* What the exercise asks: Return the lines where the word "pair" occurs.
########################################
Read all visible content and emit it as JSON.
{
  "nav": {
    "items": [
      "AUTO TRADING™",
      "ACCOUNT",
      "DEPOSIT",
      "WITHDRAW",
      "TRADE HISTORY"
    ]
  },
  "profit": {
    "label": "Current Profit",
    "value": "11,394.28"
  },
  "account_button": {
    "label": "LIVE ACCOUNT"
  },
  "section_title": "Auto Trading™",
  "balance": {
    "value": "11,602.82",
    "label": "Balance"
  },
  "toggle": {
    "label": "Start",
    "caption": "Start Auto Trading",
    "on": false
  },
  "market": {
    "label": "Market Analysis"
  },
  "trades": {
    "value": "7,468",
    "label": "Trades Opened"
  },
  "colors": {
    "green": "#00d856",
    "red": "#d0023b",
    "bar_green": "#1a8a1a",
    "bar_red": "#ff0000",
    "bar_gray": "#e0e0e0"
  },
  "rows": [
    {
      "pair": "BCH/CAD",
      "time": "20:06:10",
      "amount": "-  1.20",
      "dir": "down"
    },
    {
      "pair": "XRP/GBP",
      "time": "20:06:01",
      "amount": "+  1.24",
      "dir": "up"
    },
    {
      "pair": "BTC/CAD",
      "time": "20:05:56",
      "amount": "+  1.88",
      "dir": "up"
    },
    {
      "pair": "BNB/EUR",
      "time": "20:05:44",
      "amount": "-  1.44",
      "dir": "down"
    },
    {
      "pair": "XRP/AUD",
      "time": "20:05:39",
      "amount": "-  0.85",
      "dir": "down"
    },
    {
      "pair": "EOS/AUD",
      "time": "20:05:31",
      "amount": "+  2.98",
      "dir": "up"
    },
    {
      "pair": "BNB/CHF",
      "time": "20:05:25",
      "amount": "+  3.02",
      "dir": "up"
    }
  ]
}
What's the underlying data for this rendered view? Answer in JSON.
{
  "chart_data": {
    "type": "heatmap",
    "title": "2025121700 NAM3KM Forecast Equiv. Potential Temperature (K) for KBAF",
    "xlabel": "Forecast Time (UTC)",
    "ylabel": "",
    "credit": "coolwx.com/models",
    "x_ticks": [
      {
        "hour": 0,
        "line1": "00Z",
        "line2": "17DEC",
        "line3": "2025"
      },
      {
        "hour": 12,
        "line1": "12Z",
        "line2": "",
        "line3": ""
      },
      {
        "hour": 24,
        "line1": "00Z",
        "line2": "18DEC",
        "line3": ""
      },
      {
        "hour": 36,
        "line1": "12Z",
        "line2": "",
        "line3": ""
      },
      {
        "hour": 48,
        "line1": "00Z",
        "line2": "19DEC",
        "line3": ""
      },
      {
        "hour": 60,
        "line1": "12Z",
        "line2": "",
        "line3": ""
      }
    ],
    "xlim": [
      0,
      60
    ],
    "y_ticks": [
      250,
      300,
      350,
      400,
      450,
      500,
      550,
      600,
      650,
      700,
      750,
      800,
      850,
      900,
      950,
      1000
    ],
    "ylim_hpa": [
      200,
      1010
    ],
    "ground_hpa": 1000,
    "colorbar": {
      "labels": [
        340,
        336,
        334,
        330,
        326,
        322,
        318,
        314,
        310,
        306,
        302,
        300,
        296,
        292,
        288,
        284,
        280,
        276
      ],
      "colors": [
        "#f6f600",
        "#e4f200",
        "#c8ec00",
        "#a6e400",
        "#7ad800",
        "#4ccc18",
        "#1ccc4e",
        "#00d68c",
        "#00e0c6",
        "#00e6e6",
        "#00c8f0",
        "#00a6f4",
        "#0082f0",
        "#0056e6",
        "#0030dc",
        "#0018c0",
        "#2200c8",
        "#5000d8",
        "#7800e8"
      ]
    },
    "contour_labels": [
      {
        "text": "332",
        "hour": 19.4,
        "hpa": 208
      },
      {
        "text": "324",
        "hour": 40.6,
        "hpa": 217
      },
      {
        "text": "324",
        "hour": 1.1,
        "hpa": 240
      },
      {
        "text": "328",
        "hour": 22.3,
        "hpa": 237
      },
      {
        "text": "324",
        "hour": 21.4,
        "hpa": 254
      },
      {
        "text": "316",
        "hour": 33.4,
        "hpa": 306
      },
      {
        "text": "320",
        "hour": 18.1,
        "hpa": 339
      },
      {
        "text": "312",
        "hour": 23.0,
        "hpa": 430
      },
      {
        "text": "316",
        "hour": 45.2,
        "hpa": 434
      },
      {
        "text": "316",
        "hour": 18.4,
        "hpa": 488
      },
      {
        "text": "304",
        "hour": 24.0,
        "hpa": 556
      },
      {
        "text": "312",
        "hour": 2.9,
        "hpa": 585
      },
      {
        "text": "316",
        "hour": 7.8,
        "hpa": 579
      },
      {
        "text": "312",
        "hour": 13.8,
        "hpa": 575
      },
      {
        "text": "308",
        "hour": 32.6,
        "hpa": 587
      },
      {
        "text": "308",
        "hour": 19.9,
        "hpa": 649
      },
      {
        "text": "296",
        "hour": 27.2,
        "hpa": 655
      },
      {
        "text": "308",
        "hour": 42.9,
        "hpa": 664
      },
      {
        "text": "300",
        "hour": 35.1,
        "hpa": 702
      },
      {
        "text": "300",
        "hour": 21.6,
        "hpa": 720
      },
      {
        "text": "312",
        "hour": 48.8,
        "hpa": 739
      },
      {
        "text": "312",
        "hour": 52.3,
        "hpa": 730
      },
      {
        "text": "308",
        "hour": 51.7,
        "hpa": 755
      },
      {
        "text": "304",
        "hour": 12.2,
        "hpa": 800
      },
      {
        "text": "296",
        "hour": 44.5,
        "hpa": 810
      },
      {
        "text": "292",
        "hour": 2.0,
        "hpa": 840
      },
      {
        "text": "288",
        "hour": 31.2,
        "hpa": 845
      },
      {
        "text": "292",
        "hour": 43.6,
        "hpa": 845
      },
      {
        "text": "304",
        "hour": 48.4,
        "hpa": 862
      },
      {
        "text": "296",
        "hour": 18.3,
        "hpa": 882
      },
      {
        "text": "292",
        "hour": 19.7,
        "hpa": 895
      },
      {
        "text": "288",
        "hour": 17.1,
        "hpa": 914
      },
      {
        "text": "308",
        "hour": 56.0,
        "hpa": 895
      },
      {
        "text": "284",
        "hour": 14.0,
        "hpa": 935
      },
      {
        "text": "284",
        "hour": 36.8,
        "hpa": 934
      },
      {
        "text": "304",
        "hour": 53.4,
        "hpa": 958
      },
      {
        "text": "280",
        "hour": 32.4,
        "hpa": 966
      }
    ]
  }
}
########################################
* Full response:
      "pair": "BCH/CAD",
      "pair": "XRP/GBP",
      "pair": "BTC/CAD",
      "pair": "BNB/EUR",
      "pair": "XRP/AUD",
      "pair": "EOS/AUD",
      "pair": "BNB/CHF",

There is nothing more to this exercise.